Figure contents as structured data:
══════════════════════════════

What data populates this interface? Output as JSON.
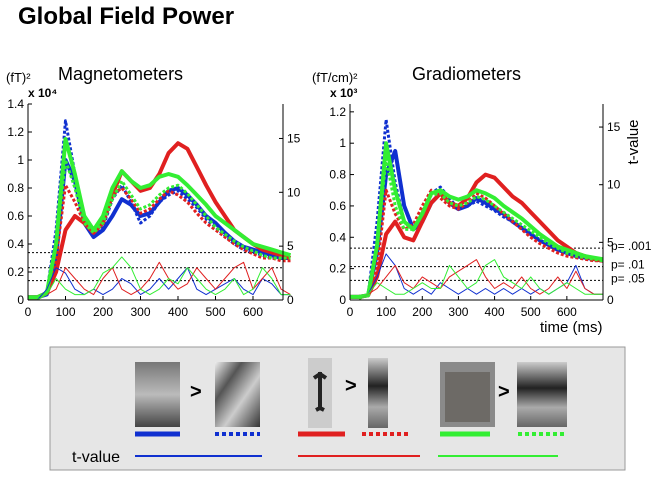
{
  "title": "Global Field Power",
  "legend": {
    "comparison": ">",
    "t_label": "t-value"
  },
  "chart_data": [
    {
      "type": "line",
      "title": "Magnetometers",
      "y_unit": "(fT)²",
      "y_multiplier": "x 10⁴",
      "x": [
        0,
        25,
        50,
        75,
        100,
        125,
        150,
        175,
        200,
        225,
        250,
        275,
        300,
        325,
        350,
        375,
        400,
        425,
        450,
        475,
        500,
        525,
        550,
        575,
        600,
        625,
        650,
        675,
        700
      ],
      "xlim": [
        0,
        680
      ],
      "xticks": [
        0,
        100,
        200,
        300,
        400,
        500,
        600
      ],
      "ylim": [
        0,
        1.4
      ],
      "yticks": [
        0,
        0.2,
        0.4,
        0.6,
        0.8,
        1,
        1.2,
        1.4
      ],
      "y2lim": [
        0,
        18.2
      ],
      "y2ticks": [
        0,
        5,
        10,
        15
      ],
      "thresholds": [
        4.4,
        3.0,
        1.8
      ],
      "series": [
        {
          "color": "#1030d0",
          "style": "solid",
          "values": [
            0.02,
            0.02,
            0.04,
            0.3,
            1.0,
            0.85,
            0.55,
            0.45,
            0.5,
            0.6,
            0.72,
            0.68,
            0.6,
            0.62,
            0.7,
            0.78,
            0.8,
            0.75,
            0.68,
            0.6,
            0.55,
            0.48,
            0.42,
            0.38,
            0.36,
            0.34,
            0.32,
            0.3,
            0.3
          ]
        },
        {
          "color": "#1030d0",
          "style": "dotted",
          "values": [
            0.02,
            0.02,
            0.05,
            0.5,
            1.28,
            0.9,
            0.55,
            0.45,
            0.52,
            0.72,
            0.82,
            0.7,
            0.55,
            0.6,
            0.7,
            0.75,
            0.78,
            0.72,
            0.66,
            0.58,
            0.52,
            0.46,
            0.4,
            0.36,
            0.34,
            0.32,
            0.3,
            0.3,
            0.3
          ]
        },
        {
          "color": "#e02020",
          "style": "solid",
          "values": [
            0.02,
            0.02,
            0.05,
            0.2,
            0.5,
            0.6,
            0.55,
            0.48,
            0.55,
            0.75,
            0.92,
            0.85,
            0.78,
            0.8,
            0.9,
            1.05,
            1.12,
            1.08,
            0.95,
            0.82,
            0.7,
            0.6,
            0.5,
            0.45,
            0.4,
            0.36,
            0.34,
            0.32,
            0.3
          ]
        },
        {
          "color": "#e02020",
          "style": "dotted",
          "values": [
            0.02,
            0.02,
            0.05,
            0.3,
            0.82,
            0.7,
            0.55,
            0.5,
            0.6,
            0.75,
            0.8,
            0.72,
            0.62,
            0.65,
            0.72,
            0.78,
            0.75,
            0.7,
            0.62,
            0.55,
            0.5,
            0.45,
            0.4,
            0.36,
            0.33,
            0.3,
            0.3,
            0.28,
            0.28
          ]
        },
        {
          "color": "#33ee33",
          "style": "solid",
          "values": [
            0.02,
            0.02,
            0.05,
            0.4,
            1.15,
            0.9,
            0.6,
            0.5,
            0.6,
            0.8,
            0.92,
            0.85,
            0.8,
            0.82,
            0.88,
            0.9,
            0.88,
            0.82,
            0.75,
            0.68,
            0.6,
            0.55,
            0.5,
            0.45,
            0.4,
            0.38,
            0.36,
            0.34,
            0.32
          ]
        },
        {
          "color": "#33ee33",
          "style": "dotted",
          "values": [
            0.02,
            0.02,
            0.05,
            0.4,
            1.0,
            0.8,
            0.55,
            0.48,
            0.55,
            0.72,
            0.85,
            0.75,
            0.65,
            0.68,
            0.75,
            0.8,
            0.82,
            0.76,
            0.68,
            0.6,
            0.52,
            0.47,
            0.42,
            0.38,
            0.35,
            0.32,
            0.3,
            0.3,
            0.3
          ]
        },
        {
          "color": "#1030d0",
          "style": "thin",
          "axis": "y2",
          "values": [
            0,
            0,
            1,
            3,
            2.5,
            1,
            0.5,
            1,
            0.5,
            1,
            2,
            1.5,
            0.5,
            1,
            2,
            1,
            2,
            3,
            1,
            0.5,
            1,
            1.5,
            2,
            1,
            0.5,
            2,
            1.5,
            0.5,
            0.5
          ]
        },
        {
          "color": "#e02020",
          "style": "thin",
          "axis": "y2",
          "values": [
            0,
            0,
            0.5,
            1,
            3,
            2,
            1,
            0.5,
            2,
            3,
            1,
            0.5,
            1,
            2,
            3.5,
            2,
            1,
            1.5,
            3,
            2,
            1,
            2,
            3,
            3.5,
            1,
            2,
            3,
            1,
            0.5
          ]
        },
        {
          "color": "#33ee33",
          "style": "thin",
          "axis": "y2",
          "values": [
            0,
            0,
            0.5,
            2,
            1,
            0.5,
            0.5,
            1,
            2.5,
            3,
            4,
            3,
            1,
            0.5,
            1,
            2,
            1.5,
            3,
            2,
            1,
            0.5,
            1,
            2,
            0.5,
            1,
            3,
            2,
            0.5,
            0.5
          ]
        }
      ]
    },
    {
      "type": "line",
      "title": "Gradiometers",
      "y_unit": "(fT/cm)²",
      "y_multiplier": "x 10³",
      "y2_label": "t-value",
      "x_label": "time (ms)",
      "x": [
        0,
        25,
        50,
        75,
        100,
        125,
        150,
        175,
        200,
        225,
        250,
        275,
        300,
        325,
        350,
        375,
        400,
        425,
        450,
        475,
        500,
        525,
        550,
        575,
        600,
        625,
        650,
        675,
        700
      ],
      "xlim": [
        0,
        700
      ],
      "xticks": [
        0,
        100,
        200,
        300,
        400,
        500,
        600
      ],
      "ylim": [
        0,
        1.25
      ],
      "yticks": [
        0,
        0.2,
        0.4,
        0.6,
        0.8,
        1,
        1.2
      ],
      "y2lim": [
        0,
        17
      ],
      "y2ticks": [
        0,
        5,
        10,
        15
      ],
      "thresholds": [
        4.5,
        2.9,
        1.7
      ],
      "threshold_labels": [
        "p= .001",
        "p= .01",
        "p= .05"
      ],
      "series": [
        {
          "color": "#1030d0",
          "style": "solid",
          "values": [
            0.02,
            0.02,
            0.03,
            0.3,
            0.8,
            0.95,
            0.6,
            0.45,
            0.5,
            0.62,
            0.68,
            0.62,
            0.58,
            0.6,
            0.65,
            0.62,
            0.58,
            0.55,
            0.5,
            0.46,
            0.42,
            0.38,
            0.35,
            0.32,
            0.3,
            0.28,
            0.27,
            0.26,
            0.25
          ]
        },
        {
          "color": "#1030d0",
          "style": "dotted",
          "values": [
            0.02,
            0.02,
            0.03,
            0.5,
            1.15,
            0.75,
            0.5,
            0.45,
            0.55,
            0.68,
            0.72,
            0.65,
            0.58,
            0.6,
            0.63,
            0.6,
            0.57,
            0.53,
            0.5,
            0.46,
            0.42,
            0.38,
            0.35,
            0.32,
            0.3,
            0.28,
            0.27,
            0.26,
            0.25
          ]
        },
        {
          "color": "#e02020",
          "style": "solid",
          "values": [
            0.02,
            0.02,
            0.03,
            0.15,
            0.42,
            0.5,
            0.4,
            0.38,
            0.5,
            0.62,
            0.68,
            0.62,
            0.6,
            0.65,
            0.75,
            0.8,
            0.78,
            0.72,
            0.66,
            0.62,
            0.56,
            0.5,
            0.44,
            0.38,
            0.34,
            0.3,
            0.28,
            0.26,
            0.25
          ]
        },
        {
          "color": "#e02020",
          "style": "dotted",
          "values": [
            0.02,
            0.02,
            0.03,
            0.2,
            0.7,
            0.55,
            0.45,
            0.48,
            0.6,
            0.7,
            0.65,
            0.6,
            0.58,
            0.62,
            0.68,
            0.65,
            0.6,
            0.55,
            0.5,
            0.45,
            0.4,
            0.36,
            0.33,
            0.3,
            0.28,
            0.27,
            0.26,
            0.25,
            0.25
          ]
        },
        {
          "color": "#33ee33",
          "style": "solid",
          "values": [
            0.02,
            0.02,
            0.03,
            0.35,
            1.0,
            0.7,
            0.5,
            0.45,
            0.55,
            0.68,
            0.7,
            0.66,
            0.64,
            0.66,
            0.7,
            0.68,
            0.65,
            0.6,
            0.56,
            0.52,
            0.47,
            0.42,
            0.38,
            0.34,
            0.32,
            0.3,
            0.28,
            0.27,
            0.26
          ]
        },
        {
          "color": "#33ee33",
          "style": "dotted",
          "values": [
            0.02,
            0.02,
            0.03,
            0.35,
            0.9,
            0.6,
            0.45,
            0.45,
            0.56,
            0.67,
            0.68,
            0.62,
            0.6,
            0.62,
            0.66,
            0.64,
            0.6,
            0.56,
            0.52,
            0.48,
            0.44,
            0.4,
            0.36,
            0.33,
            0.3,
            0.28,
            0.27,
            0.26,
            0.25
          ]
        },
        {
          "color": "#1030d0",
          "style": "thin",
          "axis": "y2",
          "values": [
            0,
            0,
            0.5,
            2,
            4,
            3,
            1,
            0.5,
            1,
            0.5,
            1.5,
            1,
            0.5,
            1,
            0.5,
            1,
            0.5,
            1,
            0.5,
            1,
            0.5,
            1,
            0.5,
            1,
            1.5,
            3,
            1,
            0.5,
            0.5
          ]
        },
        {
          "color": "#e02020",
          "style": "thin",
          "axis": "y2",
          "values": [
            0,
            0,
            0.5,
            1,
            2,
            3,
            1.5,
            1,
            2,
            1.5,
            1,
            2,
            2.5,
            3,
            3.5,
            2,
            1,
            1.5,
            1,
            2,
            1,
            0.5,
            1,
            2,
            1,
            2.5,
            1,
            0.5,
            0.5
          ]
        },
        {
          "color": "#33ee33",
          "style": "thin",
          "axis": "y2",
          "values": [
            0,
            0,
            0.5,
            1.5,
            1,
            0.5,
            0.5,
            1,
            1.5,
            1,
            1,
            3,
            2,
            1,
            1.5,
            3,
            3.5,
            2,
            1.5,
            1,
            2,
            1,
            0.5,
            1,
            1.5,
            1,
            0.5,
            0.5,
            0.5
          ]
        }
      ]
    }
  ]
}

══════════════════════════════

### Work required
Only lines holding the string "title" are wanted; gather each one from the entries above.

### Worked solution
  "title": "Global Field Power",
      "title": "Magnetometers",
      "title": "Gradiometers",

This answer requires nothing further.